## Objective
All of the records below need to be copied exactly.

++++++++

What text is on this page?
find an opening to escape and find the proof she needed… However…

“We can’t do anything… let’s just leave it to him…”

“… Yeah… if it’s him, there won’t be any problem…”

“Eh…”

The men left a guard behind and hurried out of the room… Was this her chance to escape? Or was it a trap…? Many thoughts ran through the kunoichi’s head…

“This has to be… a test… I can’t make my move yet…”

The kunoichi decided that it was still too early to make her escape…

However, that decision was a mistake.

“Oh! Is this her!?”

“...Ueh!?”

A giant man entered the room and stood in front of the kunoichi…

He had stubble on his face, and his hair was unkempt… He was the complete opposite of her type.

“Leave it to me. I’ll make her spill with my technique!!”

++++++++

## Solution to the exercise
What text is on this page?
find an opening to escape and find the proof she needed… However…

“We can’t do anything… let’s just leave it to him…”

“… Yeah… if it’s him, there won’t be any problem…”

“Eh…”

The men left a guard behind and hurried out of the room… Was this her chance to escape? Or was it a trap…? Many thoughts ran through the kunoichi’s head…

“This has to be… a test… I can’t make my move yet…”

The kunoichi decided that it was still too early to make her escape…

However, that decision was a mistake.

“Oh! Is this her!?”

“...Ueh!?”

A giant man entered the room and stood in front of the kunoichi…

He had stubble on his face, and his hair was unkempt… He was the complete opposite of her type.

“Leave it to me. I’ll make her spill with my technique!!”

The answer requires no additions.